* BEGIN *

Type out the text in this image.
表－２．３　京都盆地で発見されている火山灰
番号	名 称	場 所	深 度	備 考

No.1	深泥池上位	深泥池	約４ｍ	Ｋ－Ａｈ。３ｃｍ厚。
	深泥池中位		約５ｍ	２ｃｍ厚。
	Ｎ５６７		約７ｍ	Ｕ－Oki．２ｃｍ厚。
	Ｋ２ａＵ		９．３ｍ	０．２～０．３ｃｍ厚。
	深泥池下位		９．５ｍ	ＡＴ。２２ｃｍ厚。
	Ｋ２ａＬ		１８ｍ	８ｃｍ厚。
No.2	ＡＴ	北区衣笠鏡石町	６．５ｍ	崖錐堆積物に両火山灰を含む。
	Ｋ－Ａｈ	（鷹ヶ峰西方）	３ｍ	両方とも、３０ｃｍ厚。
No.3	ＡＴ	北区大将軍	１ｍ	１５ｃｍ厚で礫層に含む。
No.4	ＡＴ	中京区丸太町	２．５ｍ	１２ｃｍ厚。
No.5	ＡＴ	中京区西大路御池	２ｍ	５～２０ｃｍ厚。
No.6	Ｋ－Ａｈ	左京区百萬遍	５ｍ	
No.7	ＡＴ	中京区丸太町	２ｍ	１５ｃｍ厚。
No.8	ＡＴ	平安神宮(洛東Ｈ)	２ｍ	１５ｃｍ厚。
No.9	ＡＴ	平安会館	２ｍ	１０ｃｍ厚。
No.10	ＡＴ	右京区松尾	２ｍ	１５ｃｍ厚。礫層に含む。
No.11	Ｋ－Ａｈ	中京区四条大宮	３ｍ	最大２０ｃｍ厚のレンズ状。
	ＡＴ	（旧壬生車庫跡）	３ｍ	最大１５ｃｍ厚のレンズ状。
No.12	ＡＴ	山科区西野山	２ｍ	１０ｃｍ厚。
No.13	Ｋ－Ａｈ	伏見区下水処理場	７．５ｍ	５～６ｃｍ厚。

* END *

## Exercise objective
Output the listing above without altering a single character.

## Answer to this problem
Type out the text in this image.
表－２．３　京都盆地で発見されている火山灰
番号	名 称	場 所	深 度	備 考

No.1	深泥池上位	深泥池	約４ｍ	Ｋ－Ａｈ。３ｃｍ厚。
	深泥池中位		約５ｍ	２ｃｍ厚。
	Ｎ５６７		約７ｍ	Ｕ－Oki．２ｃｍ厚。
	Ｋ２ａＵ		９．３ｍ	０．２～０．３ｃｍ厚。
	深泥池下位		９．５ｍ	ＡＴ。２２ｃｍ厚。
	Ｋ２ａＬ		１８ｍ	８ｃｍ厚。
No.2	ＡＴ	北区衣笠鏡石町	６．５ｍ	崖錐堆積物に両火山灰を含む。
	Ｋ－Ａｈ	（鷹ヶ峰西方）	３ｍ	両方とも、３０ｃｍ厚。
No.3	ＡＴ	北区大将軍	１ｍ	１５ｃｍ厚で礫層に含む。
No.4	ＡＴ	中京区丸太町	２．５ｍ	１２ｃｍ厚。
No.5	ＡＴ	中京区西大路御池	２ｍ	５～２０ｃｍ厚。
No.6	Ｋ－Ａｈ	左京区百萬遍	５ｍ	
No.7	ＡＴ	中京区丸太町	２ｍ	１５ｃｍ厚。
No.8	ＡＴ	平安神宮(洛東Ｈ)	２ｍ	１５ｃｍ厚。
No.9	ＡＴ	平安会館	２ｍ	１０ｃｍ厚。
No.10	ＡＴ	右京区松尾	２ｍ	１５ｃｍ厚。礫層に含む。
No.11	Ｋ－Ａｈ	中京区四条大宮	３ｍ	最大２０ｃｍ厚のレンズ状。
	ＡＴ	（旧壬生車庫跡）	３ｍ	最大１５ｃｍ厚のレンズ状。
No.12	ＡＴ	山科区西野山	２ｍ	１０ｃｍ厚。
No.13	Ｋ－Ａｈ	伏見区下水処理場	７．５ｍ	５～６ｃｍ厚。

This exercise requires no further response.